** begin **

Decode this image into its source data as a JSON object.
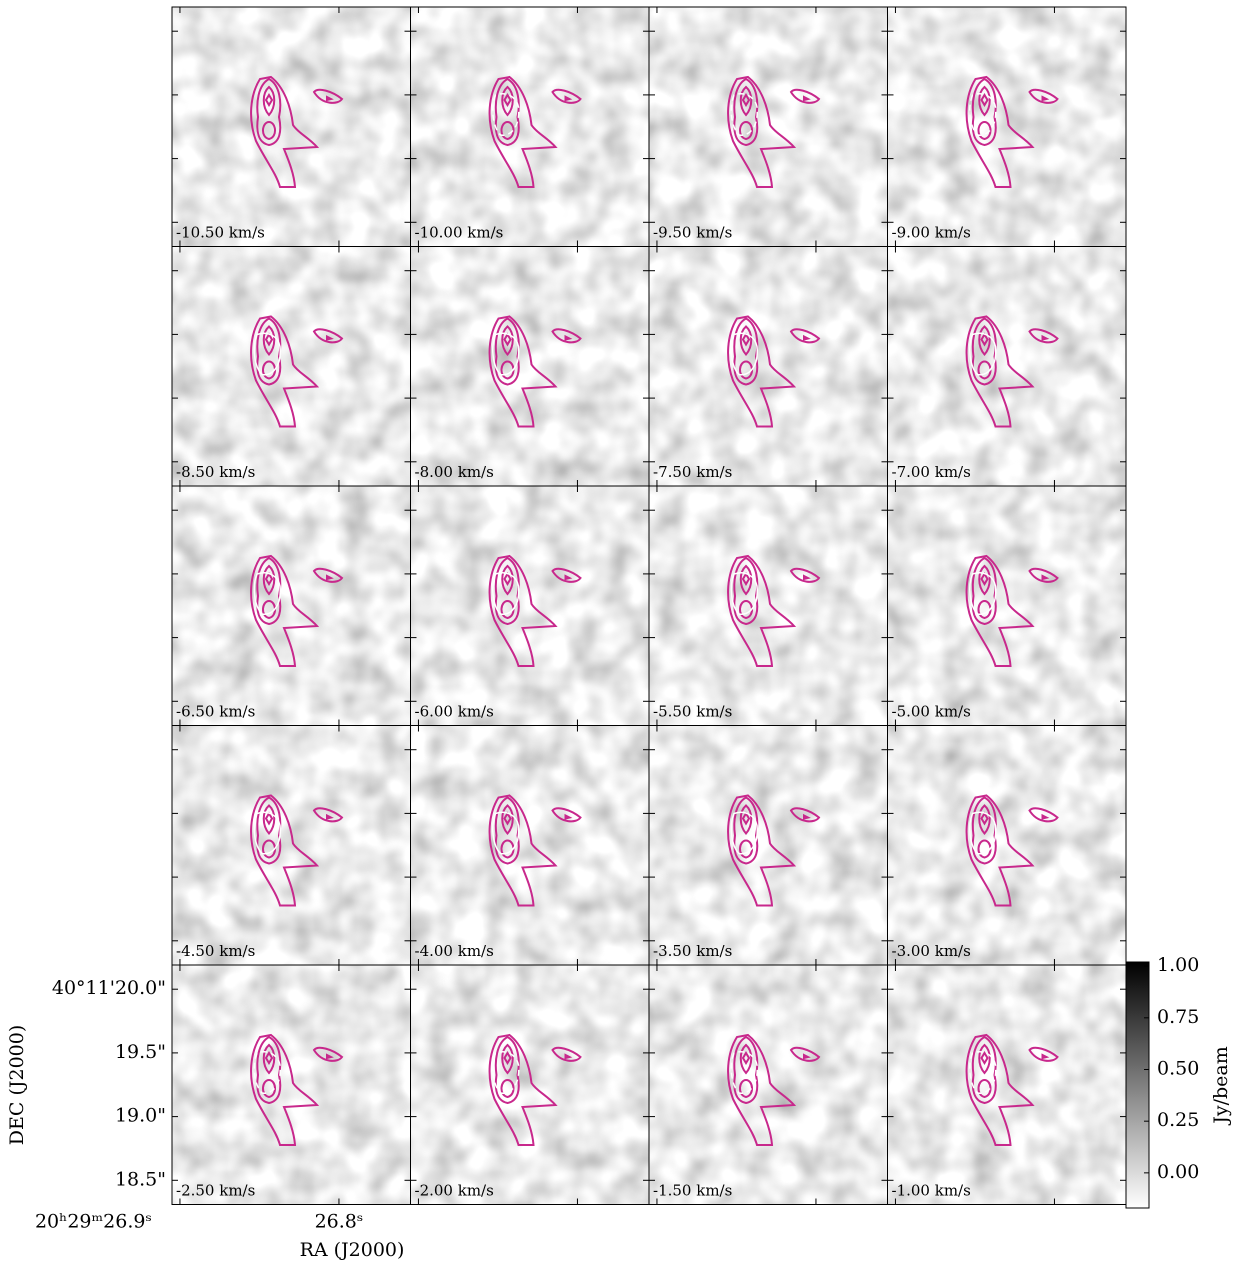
{
  "chart_data": {
    "type": "channel_map",
    "panels": [
      "-10.50 km/s",
      "-10.00 km/s",
      "-9.50 km/s",
      "-9.00 km/s",
      "-8.50 km/s",
      "-8.00 km/s",
      "-7.50 km/s",
      "-7.00 km/s",
      "-6.50 km/s",
      "-6.00 km/s",
      "-5.50 km/s",
      "-5.00 km/s",
      "-4.50 km/s",
      "-4.00 km/s",
      "-3.50 km/s",
      "-3.00 km/s",
      "-2.50 km/s",
      "-2.00 km/s",
      "-1.50 km/s",
      "-1.00 km/s"
    ],
    "columns": 4,
    "xlabel": "RA (J2000)",
    "ylabel": "DEC (J2000)",
    "xlim": [
      26.905,
      26.755
    ],
    "xticks": [
      {
        "value": 26.9,
        "label": "20ʰ29ᵐ26.9ˢ"
      },
      {
        "value": 26.8,
        "label": "26.8ˢ"
      }
    ],
    "ylim": [
      18.31,
      20.19
    ],
    "yticks": [
      {
        "value": 20.0,
        "label": "40°11'20.0\""
      },
      {
        "value": 19.5,
        "label": "19.5\""
      },
      {
        "value": 19.0,
        "label": "19.0\""
      },
      {
        "value": 18.5,
        "label": "18.5\""
      }
    ],
    "colorbar": {
      "label": "Jy/beam",
      "clim": [
        -0.17,
        1.02
      ],
      "ticks": [
        {
          "value": 1.0,
          "label": "1.00"
        },
        {
          "value": 0.75,
          "label": "0.75"
        },
        {
          "value": 0.5,
          "label": "0.50"
        },
        {
          "value": 0.25,
          "label": "0.25"
        },
        {
          "value": 0.0,
          "label": "0.00"
        }
      ]
    },
    "contour_color": "#c8288c"
  }
}
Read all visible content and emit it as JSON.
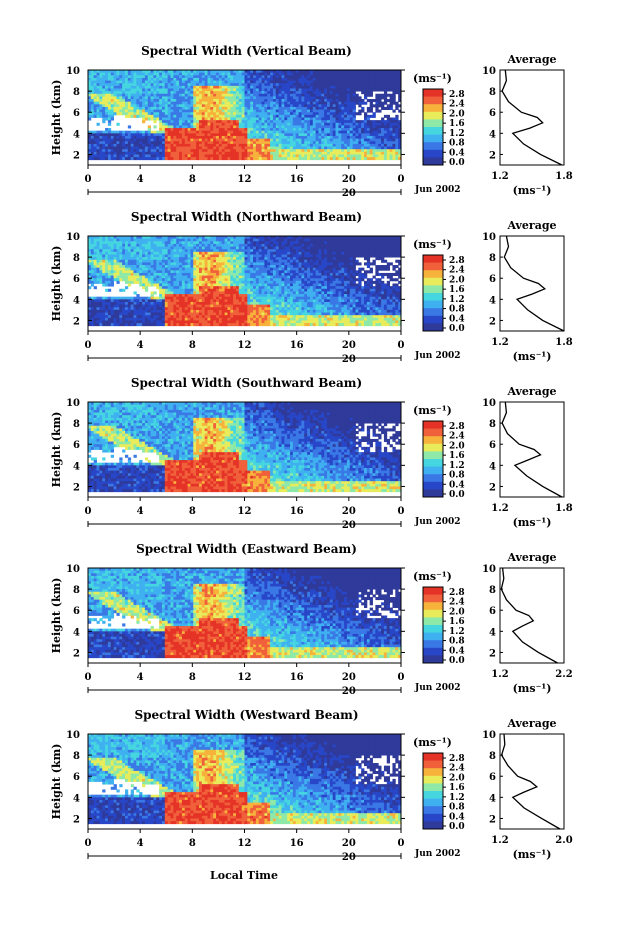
{
  "figure": {
    "common": {
      "ylabel": "Height (km)",
      "xticks": [
        "0",
        "4",
        "8",
        "12",
        "16",
        "20",
        "0"
      ],
      "date_label": "20",
      "month_label": "Jun 2002",
      "unit_label": "(ms⁻¹)",
      "colorbar_ticks": [
        "2.8",
        "2.4",
        "2.0",
        "1.6",
        "1.2",
        "0.8",
        "0.4",
        "0.0"
      ],
      "avg_title": "Average",
      "avg_unit": "(ms⁻¹)",
      "xlabel_bottom": "Local Time"
    },
    "colors": {
      "scale": [
        "#2f3a9a",
        "#2846c8",
        "#3a78e6",
        "#3fb0f0",
        "#45d6e0",
        "#8ee8a8",
        "#e8ec5a",
        "#f7b23c",
        "#f0603a",
        "#e53327"
      ]
    }
  },
  "chart_data": [
    {
      "type": "heatmap",
      "title": "Spectral Width (Vertical Beam)",
      "x_range_hours": [
        0,
        24
      ],
      "y_range_km": [
        1,
        10
      ],
      "yticks": [
        "10",
        "8",
        "6",
        "4",
        "2"
      ],
      "colorbar_range": [
        0.0,
        2.8
      ],
      "avg_profile": {
        "type": "line",
        "title": "Average",
        "xticks": [
          "1.2",
          "1.8"
        ],
        "xlim": [
          1.2,
          1.8
        ],
        "yticks": [
          "10",
          "8",
          "6",
          "4",
          "2"
        ],
        "height_km": [
          1,
          2,
          3,
          4,
          4.5,
          5,
          5.5,
          6,
          7,
          8,
          9,
          10
        ],
        "width": [
          1.78,
          1.58,
          1.42,
          1.32,
          1.48,
          1.6,
          1.55,
          1.4,
          1.28,
          1.22,
          1.26,
          1.25
        ]
      }
    },
    {
      "type": "heatmap",
      "title": "Spectral Width (Northward Beam)",
      "x_range_hours": [
        0,
        24
      ],
      "y_range_km": [
        1,
        10
      ],
      "yticks": [
        "10",
        "8",
        "6",
        "4",
        "2"
      ],
      "colorbar_range": [
        0.0,
        2.8
      ],
      "avg_profile": {
        "type": "line",
        "title": "Average",
        "xticks": [
          "1.2",
          "1.8"
        ],
        "xlim": [
          1.2,
          1.8
        ],
        "yticks": [
          "10",
          "8",
          "6",
          "4",
          "2"
        ],
        "height_km": [
          1,
          2,
          3,
          4,
          4.5,
          5,
          5.5,
          6,
          7,
          8,
          9,
          10
        ],
        "width": [
          1.8,
          1.6,
          1.46,
          1.36,
          1.5,
          1.62,
          1.56,
          1.42,
          1.3,
          1.24,
          1.28,
          1.26
        ]
      }
    },
    {
      "type": "heatmap",
      "title": "Spectral Width (Southward Beam)",
      "x_range_hours": [
        0,
        24
      ],
      "y_range_km": [
        1,
        10
      ],
      "yticks": [
        "10",
        "8",
        "6",
        "4",
        "2"
      ],
      "colorbar_range": [
        0.0,
        2.8
      ],
      "avg_profile": {
        "type": "line",
        "title": "Average",
        "xticks": [
          "1.2",
          "1.8"
        ],
        "xlim": [
          1.2,
          1.8
        ],
        "yticks": [
          "10",
          "8",
          "6",
          "4",
          "2"
        ],
        "height_km": [
          1,
          2,
          3,
          4,
          4.5,
          5,
          5.5,
          6,
          7,
          8,
          9,
          10
        ],
        "width": [
          1.78,
          1.6,
          1.45,
          1.34,
          1.46,
          1.58,
          1.52,
          1.38,
          1.27,
          1.22,
          1.26,
          1.25
        ]
      }
    },
    {
      "type": "heatmap",
      "title": "Spectral Width (Eastward Beam)",
      "x_range_hours": [
        0,
        24
      ],
      "y_range_km": [
        1,
        10
      ],
      "yticks": [
        "10",
        "8",
        "6",
        "4",
        "2"
      ],
      "colorbar_range": [
        0.0,
        2.8
      ],
      "avg_profile": {
        "type": "line",
        "title": "Average",
        "xticks": [
          "1.2",
          "2.2"
        ],
        "xlim": [
          1.2,
          2.2
        ],
        "yticks": [
          "10",
          "8",
          "6",
          "4",
          "2"
        ],
        "height_km": [
          1,
          2,
          3,
          4,
          4.5,
          5,
          5.5,
          6,
          7,
          8,
          9,
          10
        ],
        "width": [
          2.1,
          1.8,
          1.55,
          1.4,
          1.55,
          1.72,
          1.65,
          1.45,
          1.3,
          1.22,
          1.26,
          1.24
        ]
      }
    },
    {
      "type": "heatmap",
      "title": "Spectral Width (Westward Beam)",
      "x_range_hours": [
        0,
        24
      ],
      "y_range_km": [
        1,
        10
      ],
      "yticks": [
        "10",
        "8",
        "6",
        "4",
        "2"
      ],
      "colorbar_range": [
        0.0,
        2.8
      ],
      "avg_profile": {
        "type": "line",
        "title": "Average",
        "xticks": [
          "1.2",
          "2.0"
        ],
        "xlim": [
          1.2,
          2.0
        ],
        "yticks": [
          "10",
          "8",
          "6",
          "4",
          "2"
        ],
        "height_km": [
          1,
          2,
          3,
          4,
          4.5,
          5,
          5.5,
          6,
          7,
          8,
          9,
          10
        ],
        "width": [
          1.95,
          1.72,
          1.5,
          1.36,
          1.5,
          1.66,
          1.58,
          1.42,
          1.3,
          1.22,
          1.26,
          1.25
        ]
      }
    }
  ]
}
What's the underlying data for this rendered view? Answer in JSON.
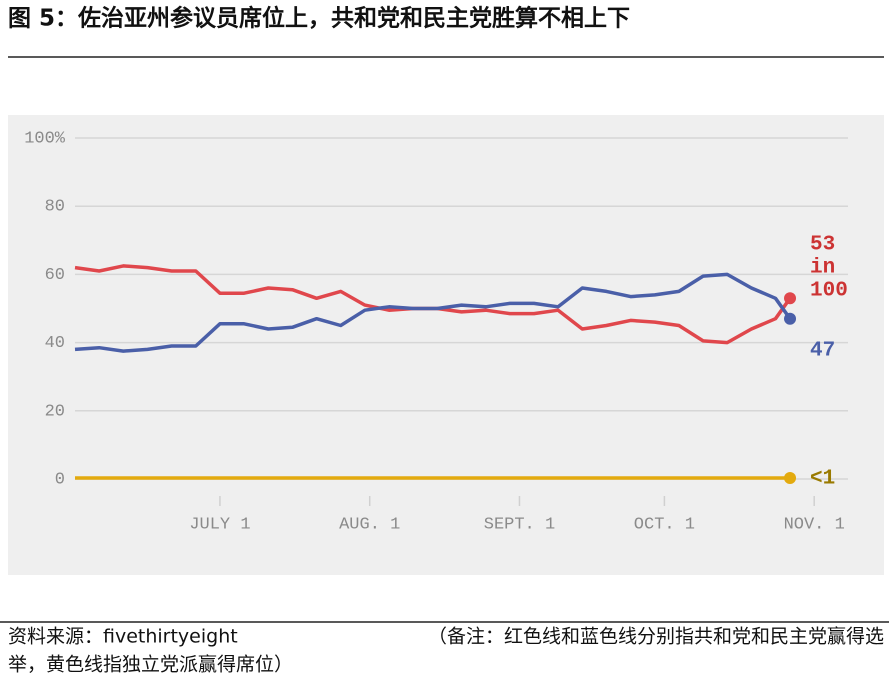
{
  "header": {
    "title": "图 5：佐治亚州参议员席位上，共和党和民主党胜算不相上下"
  },
  "chart_data": {
    "type": "line",
    "x": [
      "06-01",
      "06-06",
      "06-11",
      "06-16",
      "06-21",
      "06-26",
      "07-01",
      "07-06",
      "07-11",
      "07-16",
      "07-21",
      "07-26",
      "07-31",
      "08-05",
      "08-10",
      "08-15",
      "08-20",
      "08-25",
      "08-30",
      "09-04",
      "09-09",
      "09-14",
      "09-19",
      "09-24",
      "09-29",
      "10-04",
      "10-09",
      "10-14",
      "10-19",
      "10-24",
      "10-27"
    ],
    "series": [
      {
        "color": "#e0474c",
        "label_color": "#cc3333",
        "end_label": "53 in 100",
        "values": [
          62,
          61,
          62.5,
          62,
          61,
          61,
          54.5,
          54.5,
          56,
          55.5,
          53,
          55,
          51,
          49.5,
          50,
          50,
          49,
          49.5,
          48.5,
          48.5,
          49.5,
          44,
          45,
          46.5,
          46,
          45,
          40.5,
          40,
          44,
          47,
          53
        ]
      },
      {
        "color": "#4a5fa8",
        "label_color": "#4a5fa8",
        "end_label": "47",
        "values": [
          38,
          38.5,
          37.5,
          38,
          39,
          39,
          45.5,
          45.5,
          44,
          44.5,
          47,
          45,
          49.5,
          50.5,
          50,
          50,
          51,
          50.5,
          51.5,
          51.5,
          50.5,
          56,
          55,
          53.5,
          54,
          55,
          59.5,
          60,
          56,
          53,
          47
        ]
      },
      {
        "color": "#e3aa0e",
        "label_color": "#9a7a00",
        "end_label": "<1",
        "values": [
          0.3,
          0.3,
          0.3,
          0.3,
          0.3,
          0.3,
          0.3,
          0.3,
          0.3,
          0.3,
          0.3,
          0.3,
          0.3,
          0.3,
          0.3,
          0.3,
          0.3,
          0.3,
          0.3,
          0.3,
          0.3,
          0.3,
          0.3,
          0.3,
          0.3,
          0.3,
          0.3,
          0.3,
          0.3,
          0.3,
          0.3
        ]
      }
    ],
    "xlim": [
      "06-01",
      "11-08"
    ],
    "xticks": [
      {
        "value": "07-01",
        "label": "JULY 1"
      },
      {
        "value": "08-01",
        "label": "AUG. 1"
      },
      {
        "value": "09-01",
        "label": "SEPT. 1"
      },
      {
        "value": "10-01",
        "label": "OCT. 1"
      },
      {
        "value": "11-01",
        "label": "NOV. 1"
      }
    ],
    "ylim": [
      0,
      100
    ],
    "yticks": [
      0,
      20,
      40,
      60,
      80,
      {
        "value": 100,
        "label": "100%"
      }
    ],
    "grid": true
  },
  "footer": {
    "source": "资料来源：fivethirtyeight",
    "note_line1": "（备注：红色线和蓝色线分别指共和党和民主党赢得选",
    "note_line2": "举，黄色线指独立党派赢得席位）"
  }
}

** end **

Short exercise: Scan the lines for the string "source". Copy out each line that matches.

Result for this task:
Decode this image into its source data as a JSON object.
    "source": "资料来源：fivethirtyeight",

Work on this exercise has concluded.